> **Some records**
= = = = =

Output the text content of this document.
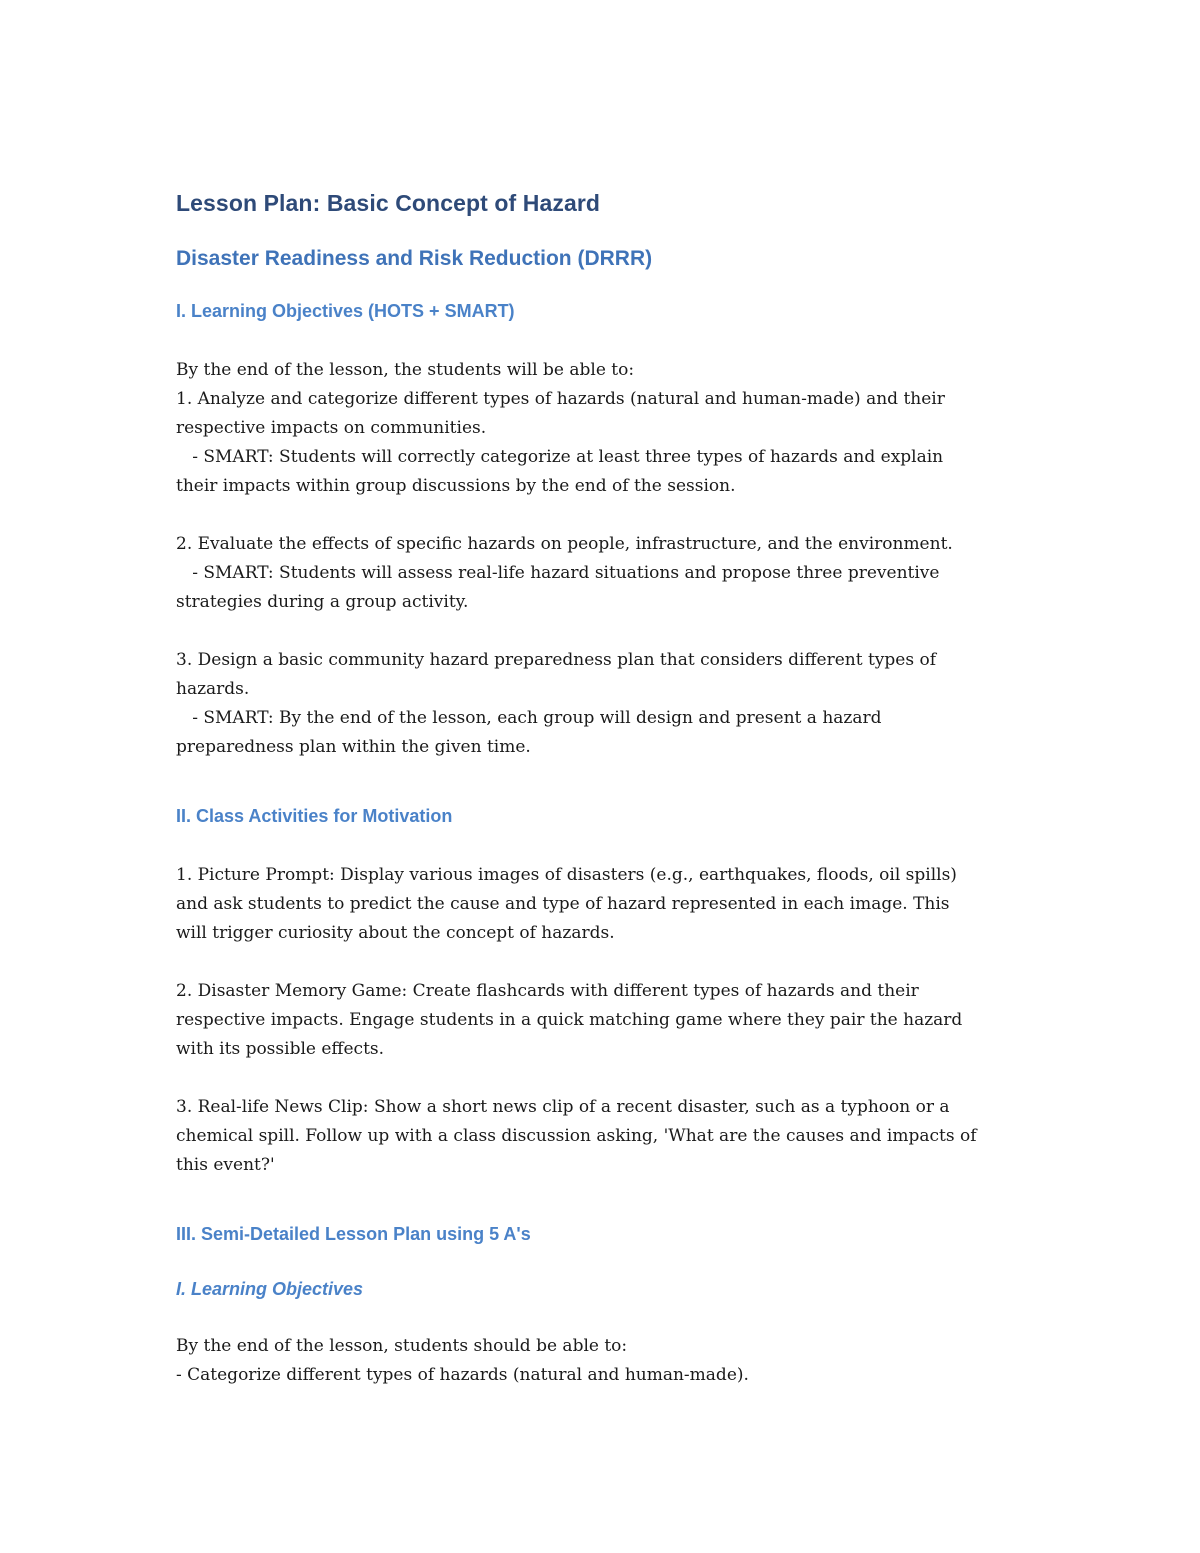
Lesson Plan: Basic Concept of Hazard
Disaster Readiness and Risk Reduction (DRRR)
I. Learning Objectives (HOTS + SMART)

By the end of the lesson, the students will be able to:

1. Analyze and categorize different types of hazards (natural and human-made) and their

respective impacts on communities.

- SMART: Students will correctly categorize at least three types of hazards and explain

their impacts within group discussions by the end of the session.

2. Evaluate the effects of specific hazards on people, infrastructure, and the environment.

- SMART: Students will assess real-life hazard situations and propose three preventive

strategies during a group activity.

3. Design a basic community hazard preparedness plan that considers different types of

hazards.

- SMART: By the end of the lesson, each group will design and present a hazard

preparedness plan within the given time.

II. Class Activities for Motivation

1. Picture Prompt: Display various images of disasters (e.g., earthquakes, floods, oil spills)

and ask students to predict the cause and type of hazard represented in each image. This

will trigger curiosity about the concept of hazards.

2. Disaster Memory Game: Create flashcards with different types of hazards and their

respective impacts. Engage students in a quick matching game where they pair the hazard

with its possible effects.

3. Real-life News Clip: Show a short news clip of a recent disaster, such as a typhoon or a

chemical spill. Follow up with a class discussion asking, 'What are the causes and impacts of

this event?'

III. Semi-Detailed Lesson Plan using 5 A's
I. Learning Objectives

By the end of the lesson, students should be able to:

- Categorize different types of hazards (natural and human-made).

= = = = =

Check each line of the entries above for the word "group". List the ones that have it.

their impacts within group discussions by the end of the session.
strategies during a group activity.
- SMART: By the end of the lesson, each group will design and present a hazard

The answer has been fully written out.